Given exercise:
Can you give all the records again without altering a single character?
== Supplied records
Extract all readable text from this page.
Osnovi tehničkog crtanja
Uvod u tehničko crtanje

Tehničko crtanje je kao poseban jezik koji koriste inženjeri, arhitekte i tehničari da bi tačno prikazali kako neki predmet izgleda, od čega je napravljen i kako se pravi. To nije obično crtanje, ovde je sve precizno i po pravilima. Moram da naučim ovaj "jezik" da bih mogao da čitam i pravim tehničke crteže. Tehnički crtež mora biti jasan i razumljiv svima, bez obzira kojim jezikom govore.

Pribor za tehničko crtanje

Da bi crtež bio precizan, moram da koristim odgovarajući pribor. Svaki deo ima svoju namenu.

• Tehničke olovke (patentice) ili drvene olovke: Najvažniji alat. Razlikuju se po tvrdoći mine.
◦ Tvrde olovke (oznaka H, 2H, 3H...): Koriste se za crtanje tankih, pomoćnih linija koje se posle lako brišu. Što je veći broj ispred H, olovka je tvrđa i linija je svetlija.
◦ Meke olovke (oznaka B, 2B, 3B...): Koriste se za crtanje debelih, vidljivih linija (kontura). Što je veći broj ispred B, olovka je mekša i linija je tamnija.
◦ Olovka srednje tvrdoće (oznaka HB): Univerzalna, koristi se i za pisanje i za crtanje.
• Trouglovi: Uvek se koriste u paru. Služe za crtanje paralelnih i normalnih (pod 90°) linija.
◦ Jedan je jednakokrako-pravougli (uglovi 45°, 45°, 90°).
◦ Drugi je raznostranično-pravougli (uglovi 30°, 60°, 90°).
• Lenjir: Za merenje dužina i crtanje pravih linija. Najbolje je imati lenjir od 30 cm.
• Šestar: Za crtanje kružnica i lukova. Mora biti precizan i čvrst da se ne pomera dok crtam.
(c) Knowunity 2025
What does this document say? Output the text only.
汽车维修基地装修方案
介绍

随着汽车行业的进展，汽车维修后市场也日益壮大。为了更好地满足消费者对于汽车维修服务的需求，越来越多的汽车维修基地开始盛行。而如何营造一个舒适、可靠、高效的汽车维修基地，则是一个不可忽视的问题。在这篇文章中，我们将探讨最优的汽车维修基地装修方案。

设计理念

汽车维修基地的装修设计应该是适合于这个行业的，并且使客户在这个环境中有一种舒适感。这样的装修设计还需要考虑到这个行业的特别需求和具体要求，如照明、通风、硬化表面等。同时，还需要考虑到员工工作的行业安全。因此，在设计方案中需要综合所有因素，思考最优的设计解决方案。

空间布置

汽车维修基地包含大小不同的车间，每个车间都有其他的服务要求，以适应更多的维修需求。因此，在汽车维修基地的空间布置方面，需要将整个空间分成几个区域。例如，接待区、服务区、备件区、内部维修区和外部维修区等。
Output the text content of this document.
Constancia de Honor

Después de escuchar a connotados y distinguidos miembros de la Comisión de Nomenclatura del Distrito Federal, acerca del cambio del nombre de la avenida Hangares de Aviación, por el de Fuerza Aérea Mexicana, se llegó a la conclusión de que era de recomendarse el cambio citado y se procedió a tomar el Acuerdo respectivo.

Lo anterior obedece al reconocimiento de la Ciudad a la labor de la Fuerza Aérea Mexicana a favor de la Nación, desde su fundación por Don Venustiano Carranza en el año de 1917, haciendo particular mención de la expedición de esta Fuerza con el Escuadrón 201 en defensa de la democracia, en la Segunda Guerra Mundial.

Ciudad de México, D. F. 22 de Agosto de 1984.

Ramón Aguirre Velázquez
====
Finished answer:
Extract all readable text from this page.
Osnovi tehničkog crtanja
Uvod u tehničko crtanje

Tehničko crtanje je kao poseban jezik koji koriste inženjeri, arhitekte i tehničari da bi tačno prikazali kako neki predmet izgleda, od čega je napravljen i kako se pravi. To nije obično crtanje, ovde je sve precizno i po pravilima. Moram da naučim ovaj "jezik" da bih mogao da čitam i pravim tehničke crteže. Tehnički crtež mora biti jasan i razumljiv svima, bez obzira kojim jezikom govore.

Pribor za tehničko crtanje

Da bi crtež bio precizan, moram da koristim odgovarajući pribor. Svaki deo ima svoju namenu.

• Tehničke olovke (patentice) ili drvene olovke: Najvažniji alat. Razlikuju se po tvrdoći mine.
◦ Tvrde olovke (oznaka H, 2H, 3H...): Koriste se za crtanje tankih, pomoćnih linija koje se posle lako brišu. Što je veći broj ispred H, olovka je tvrđa i linija je svetlija.
◦ Meke olovke (oznaka B, 2B, 3B...): Koriste se za crtanje debelih, vidljivih linija (kontura). Što je veći broj ispred B, olovka je mekša i linija je tamnija.
◦ Olovka srednje tvrdoće (oznaka HB): Univerzalna, koristi se i za pisanje i za crtanje.
• Trouglovi: Uvek se koriste u paru. Služe za crtanje paralelnih i normalnih (pod 90°) linija.
◦ Jedan je jednakokrako-pravougli (uglovi 45°, 45°, 90°).
◦ Drugi je raznostranično-pravougli (uglovi 30°, 60°, 90°).
• Lenjir: Za merenje dužina i crtanje pravih linija. Najbolje je imati lenjir od 30 cm.
• Šestar: Za crtanje kružnica i lukova. Mora biti precizan i čvrst da se ne pomera dok crtam.
(c) Knowunity 2025
What does this document say? Output the text only.
汽车维修基地装修方案
介绍

随着汽车行业的进展，汽车维修后市场也日益壮大。为了更好地满足消费者对于汽车维修服务的需求，越来越多的汽车维修基地开始盛行。而如何营造一个舒适、可靠、高效的汽车维修基地，则是一个不可忽视的问题。在这篇文章中，我们将探讨最优的汽车维修基地装修方案。

设计理念

汽车维修基地的装修设计应该是适合于这个行业的，并且使客户在这个环境中有一种舒适感。这样的装修设计还需要考虑到这个行业的特别需求和具体要求，如照明、通风、硬化表面等。同时，还需要考虑到员工工作的行业安全。因此，在设计方案中需要综合所有因素，思考最优的设计解决方案。

空间布置

汽车维修基地包含大小不同的车间，每个车间都有其他的服务要求，以适应更多的维修需求。因此，在汽车维修基地的空间布置方面，需要将整个空间分成几个区域。例如，接待区、服务区、备件区、内部维修区和外部维修区等。
Output the text content of this document.
Constancia de Honor

Después de escuchar a connotados y distinguidos miembros de la Comisión de Nomenclatura del Distrito Federal, acerca del cambio del nombre de la avenida Hangares de Aviación, por el de Fuerza Aérea Mexicana, se llegó a la conclusión de que era de recomendarse el cambio citado y se procedió a tomar el Acuerdo respectivo.

Lo anterior obedece al reconocimiento de la Ciudad a la labor de la Fuerza Aérea Mexicana a favor de la Nación, desde su fundación por Don Venustiano Carranza en el año de 1917, haciendo particular mención de la expedición de esta Fuerza con el Escuadrón 201 en defensa de la democracia, en la Segunda Guerra Mundial.

Ciudad de México, D. F. 22 de Agosto de 1984.

Ramón Aguirre Velázquez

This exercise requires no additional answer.